* **DATA FOR THE TASK**:
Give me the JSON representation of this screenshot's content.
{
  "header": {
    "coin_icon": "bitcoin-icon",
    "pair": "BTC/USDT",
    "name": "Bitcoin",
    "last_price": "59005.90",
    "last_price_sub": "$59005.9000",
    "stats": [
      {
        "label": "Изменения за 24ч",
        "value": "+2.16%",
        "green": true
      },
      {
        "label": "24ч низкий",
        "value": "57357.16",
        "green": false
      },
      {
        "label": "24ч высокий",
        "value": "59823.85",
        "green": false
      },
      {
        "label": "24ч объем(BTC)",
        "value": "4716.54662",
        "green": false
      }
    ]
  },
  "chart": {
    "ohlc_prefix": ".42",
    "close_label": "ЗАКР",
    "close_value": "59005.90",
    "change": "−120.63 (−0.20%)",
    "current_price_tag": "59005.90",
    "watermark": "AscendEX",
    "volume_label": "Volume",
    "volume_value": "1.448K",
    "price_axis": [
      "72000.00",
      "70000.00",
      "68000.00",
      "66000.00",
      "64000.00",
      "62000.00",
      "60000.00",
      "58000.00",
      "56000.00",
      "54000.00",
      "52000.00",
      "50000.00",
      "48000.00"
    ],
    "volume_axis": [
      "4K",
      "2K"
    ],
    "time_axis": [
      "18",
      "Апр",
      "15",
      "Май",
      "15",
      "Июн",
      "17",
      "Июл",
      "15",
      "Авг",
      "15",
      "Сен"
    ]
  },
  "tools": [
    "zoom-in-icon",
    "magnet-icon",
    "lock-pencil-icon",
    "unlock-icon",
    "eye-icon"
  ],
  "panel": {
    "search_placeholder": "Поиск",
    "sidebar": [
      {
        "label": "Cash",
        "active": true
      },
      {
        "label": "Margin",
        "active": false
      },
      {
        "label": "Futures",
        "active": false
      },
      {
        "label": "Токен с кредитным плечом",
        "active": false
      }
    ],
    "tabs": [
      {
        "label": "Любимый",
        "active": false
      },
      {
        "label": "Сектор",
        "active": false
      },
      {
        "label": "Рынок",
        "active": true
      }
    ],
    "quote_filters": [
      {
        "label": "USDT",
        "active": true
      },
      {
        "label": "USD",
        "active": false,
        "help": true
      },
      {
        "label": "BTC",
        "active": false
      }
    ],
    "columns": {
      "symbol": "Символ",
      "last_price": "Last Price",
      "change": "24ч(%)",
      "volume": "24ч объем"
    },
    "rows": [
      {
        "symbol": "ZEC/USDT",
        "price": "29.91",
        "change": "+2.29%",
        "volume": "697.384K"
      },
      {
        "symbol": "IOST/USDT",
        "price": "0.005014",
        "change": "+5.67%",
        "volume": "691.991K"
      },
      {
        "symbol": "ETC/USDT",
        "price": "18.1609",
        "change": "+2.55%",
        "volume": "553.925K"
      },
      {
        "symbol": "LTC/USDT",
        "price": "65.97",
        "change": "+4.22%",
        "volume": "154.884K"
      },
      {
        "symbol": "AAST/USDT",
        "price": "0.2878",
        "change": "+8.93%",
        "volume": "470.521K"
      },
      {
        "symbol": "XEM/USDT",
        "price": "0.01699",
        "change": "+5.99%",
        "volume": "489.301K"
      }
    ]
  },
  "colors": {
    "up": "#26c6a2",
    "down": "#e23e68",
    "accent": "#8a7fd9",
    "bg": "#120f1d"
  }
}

* **THE PROBLEM**: Write out the full listing exactly as given.

* **EXERCISE SOLUTION**:
Give me the JSON representation of this screenshot's content.
{
  "header": {
    "coin_icon": "bitcoin-icon",
    "pair": "BTC/USDT",
    "name": "Bitcoin",
    "last_price": "59005.90",
    "last_price_sub": "$59005.9000",
    "stats": [
      {
        "label": "Изменения за 24ч",
        "value": "+2.16%",
        "green": true
      },
      {
        "label": "24ч низкий",
        "value": "57357.16",
        "green": false
      },
      {
        "label": "24ч высокий",
        "value": "59823.85",
        "green": false
      },
      {
        "label": "24ч объем(BTC)",
        "value": "4716.54662",
        "green": false
      }
    ]
  },
  "chart": {
    "ohlc_prefix": ".42",
    "close_label": "ЗАКР",
    "close_value": "59005.90",
    "change": "−120.63 (−0.20%)",
    "current_price_tag": "59005.90",
    "watermark": "AscendEX",
    "volume_label": "Volume",
    "volume_value": "1.448K",
    "price_axis": [
      "72000.00",
      "70000.00",
      "68000.00",
      "66000.00",
      "64000.00",
      "62000.00",
      "60000.00",
      "58000.00",
      "56000.00",
      "54000.00",
      "52000.00",
      "50000.00",
      "48000.00"
    ],
    "volume_axis": [
      "4K",
      "2K"
    ],
    "time_axis": [
      "18",
      "Апр",
      "15",
      "Май",
      "15",
      "Июн",
      "17",
      "Июл",
      "15",
      "Авг",
      "15",
      "Сен"
    ]
  },
  "tools": [
    "zoom-in-icon",
    "magnet-icon",
    "lock-pencil-icon",
    "unlock-icon",
    "eye-icon"
  ],
  "panel": {
    "search_placeholder": "Поиск",
    "sidebar": [
      {
        "label": "Cash",
        "active": true
      },
      {
        "label": "Margin",
        "active": false
      },
      {
        "label": "Futures",
        "active": false
      },
      {
        "label": "Токен с кредитным плечом",
        "active": false
      }
    ],
    "tabs": [
      {
        "label": "Любимый",
        "active": false
      },
      {
        "label": "Сектор",
        "active": false
      },
      {
        "label": "Рынок",
        "active": true
      }
    ],
    "quote_filters": [
      {
        "label": "USDT",
        "active": true
      },
      {
        "label": "USD",
        "active": false,
        "help": true
      },
      {
        "label": "BTC",
        "active": false
      }
    ],
    "columns": {
      "symbol": "Символ",
      "last_price": "Last Price",
      "change": "24ч(%)",
      "volume": "24ч объем"
    },
    "rows": [
      {
        "symbol": "ZEC/USDT",
        "price": "29.91",
        "change": "+2.29%",
        "volume": "697.384K"
      },
      {
        "symbol": "IOST/USDT",
        "price": "0.005014",
        "change": "+5.67%",
        "volume": "691.991K"
      },
      {
        "symbol": "ETC/USDT",
        "price": "18.1609",
        "change": "+2.55%",
        "volume": "553.925K"
      },
      {
        "symbol": "LTC/USDT",
        "price": "65.97",
        "change": "+4.22%",
        "volume": "154.884K"
      },
      {
        "symbol": "AAST/USDT",
        "price": "0.2878",
        "change": "+8.93%",
        "volume": "470.521K"
      },
      {
        "symbol": "XEM/USDT",
        "price": "0.01699",
        "change": "+5.99%",
        "volume": "489.301K"
      }
    ]
  },
  "colors": {
    "up": "#26c6a2",
    "down": "#e23e68",
    "accent": "#8a7fd9",
    "bg": "#120f1d"
  }
}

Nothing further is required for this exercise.